Records that describe figures
++++++++
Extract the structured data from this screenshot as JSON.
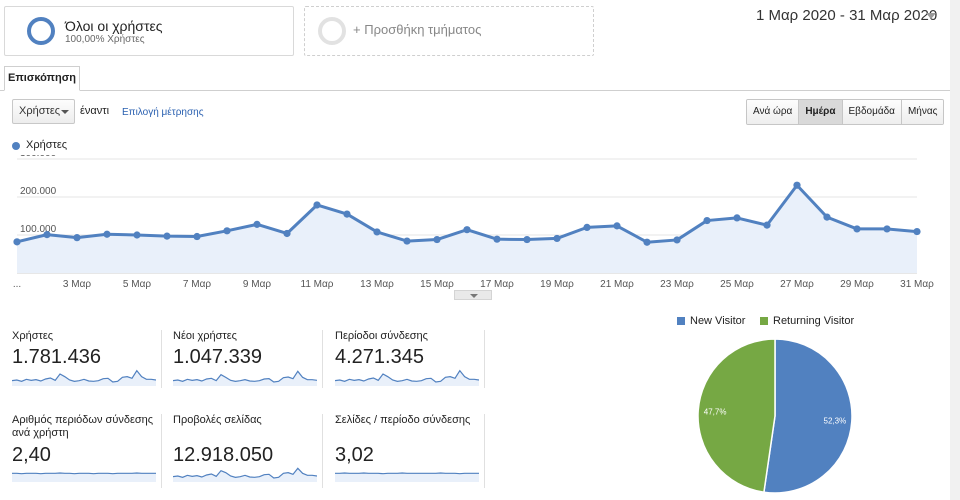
{
  "segments": {
    "all_users": {
      "title": "Όλοι οι χρήστες",
      "subtitle": "100,00% Χρήστες"
    },
    "add_segment": {
      "label": "+ Προσθήκη τμήματος"
    }
  },
  "date_range": "1 Μαρ 2020 - 31 Μαρ 2020",
  "tab_label": "Επισκόπηση",
  "metric_selector": {
    "value": "Χρήστες",
    "vs_label": "έναντι",
    "choose_metric": "Επιλογή μέτρησης"
  },
  "granularity": {
    "options": [
      "Ανά ώρα",
      "Ημέρα",
      "Εβδομάδα",
      "Μήνας"
    ],
    "selected": "Ημέρα"
  },
  "colors": {
    "accent": "#5181c0",
    "returning": "#76a844",
    "link": "#2a60b0"
  },
  "chart_data": {
    "type": "line",
    "legend": "Χρήστες",
    "x_tick_labels": [
      "...",
      "3 Μαρ",
      "5 Μαρ",
      "7 Μαρ",
      "9 Μαρ",
      "11 Μαρ",
      "13 Μαρ",
      "15 Μαρ",
      "17 Μαρ",
      "19 Μαρ",
      "21 Μαρ",
      "23 Μαρ",
      "25 Μαρ",
      "27 Μαρ",
      "29 Μαρ",
      "31 Μαρ"
    ],
    "y_tick_labels": [
      "300.000",
      "200.000",
      "100.000"
    ],
    "ylim": [
      0,
      300000
    ],
    "days": [
      "1 Μαρ",
      "2 Μαρ",
      "3 Μαρ",
      "4 Μαρ",
      "5 Μαρ",
      "6 Μαρ",
      "7 Μαρ",
      "8 Μαρ",
      "9 Μαρ",
      "10 Μαρ",
      "11 Μαρ",
      "12 Μαρ",
      "13 Μαρ",
      "14 Μαρ",
      "15 Μαρ",
      "16 Μαρ",
      "17 Μαρ",
      "18 Μαρ",
      "19 Μαρ",
      "20 Μαρ",
      "21 Μαρ",
      "22 Μαρ",
      "23 Μαρ",
      "24 Μαρ",
      "25 Μαρ",
      "26 Μαρ",
      "27 Μαρ",
      "28 Μαρ",
      "29 Μαρ",
      "30 Μαρ",
      "31 Μαρ"
    ],
    "values": [
      82000,
      101000,
      93000,
      102000,
      100000,
      97000,
      96000,
      111000,
      128000,
      104000,
      179000,
      155000,
      108000,
      84000,
      88000,
      114000,
      89000,
      88000,
      91000,
      120000,
      124000,
      81000,
      87000,
      138000,
      145000,
      126000,
      231000,
      147000,
      116000,
      116000,
      109000
    ],
    "grid": true
  },
  "stats": [
    {
      "label": "Χρήστες",
      "value": "1.781.436",
      "spark": [
        40,
        42,
        38,
        44,
        41,
        43,
        39,
        45,
        48,
        41,
        60,
        52,
        42,
        38,
        40,
        44,
        39,
        38,
        40,
        46,
        47,
        36,
        38,
        50,
        52,
        47,
        70,
        52,
        44,
        44,
        42
      ]
    },
    {
      "label": "Νέοι χρήστες",
      "value": "1.047.339",
      "spark": [
        40,
        42,
        38,
        44,
        41,
        43,
        39,
        45,
        47,
        40,
        58,
        50,
        41,
        38,
        40,
        43,
        39,
        38,
        40,
        45,
        46,
        36,
        38,
        49,
        51,
        46,
        68,
        50,
        43,
        43,
        41
      ]
    },
    {
      "label": "Περίοδοι σύνδεσης",
      "value": "4.271.345",
      "spark": [
        40,
        42,
        38,
        44,
        41,
        43,
        39,
        45,
        48,
        41,
        60,
        52,
        42,
        38,
        40,
        44,
        39,
        38,
        40,
        46,
        47,
        36,
        38,
        50,
        52,
        47,
        70,
        52,
        44,
        44,
        42
      ]
    },
    {
      "label": "Αριθμός περιόδων σύνδεσης ανά χρήστη",
      "value": "2,40",
      "spark": [
        50,
        50,
        49,
        50,
        50,
        50,
        49,
        50,
        50,
        50,
        51,
        50,
        50,
        49,
        50,
        50,
        50,
        49,
        50,
        50,
        50,
        49,
        50,
        50,
        50,
        50,
        51,
        50,
        50,
        50,
        50
      ]
    },
    {
      "label": "Προβολές σελίδας",
      "value": "12.918.050",
      "spark": [
        40,
        42,
        38,
        44,
        41,
        43,
        39,
        45,
        48,
        41,
        58,
        52,
        42,
        38,
        40,
        44,
        39,
        38,
        40,
        46,
        47,
        36,
        38,
        50,
        52,
        47,
        65,
        50,
        44,
        44,
        42
      ]
    },
    {
      "label": "Σελίδες / περίοδο σύνδεσης",
      "value": "3,02",
      "spark": [
        50,
        50,
        51,
        50,
        50,
        50,
        51,
        50,
        50,
        50,
        49,
        50,
        50,
        50,
        51,
        50,
        50,
        50,
        50,
        50,
        50,
        50,
        51,
        50,
        50,
        50,
        49,
        50,
        50,
        50,
        50
      ]
    }
  ],
  "pie": {
    "legend": [
      {
        "label": "New Visitor",
        "color": "#5181c0"
      },
      {
        "label": "Returning Visitor",
        "color": "#76a844"
      }
    ],
    "slices": [
      {
        "label": "New Visitor",
        "percent": 52.3,
        "text": "52,3%",
        "color": "#5181c0"
      },
      {
        "label": "Returning Visitor",
        "percent": 47.7,
        "text": "47,7%",
        "color": "#76a844"
      }
    ]
  }
}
++++++++
SHORT EXERCISE: Search the lines for the string "σύνδεσης" and copy every line that has it.

FINISHED ANSWER:
      "label": "Περίοδοι σύνδεσης",
      "label": "Αριθμός περιόδων σύνδεσης ανά χρήστη",
      "label": "Σελίδες / περίοδο σύνδεσης",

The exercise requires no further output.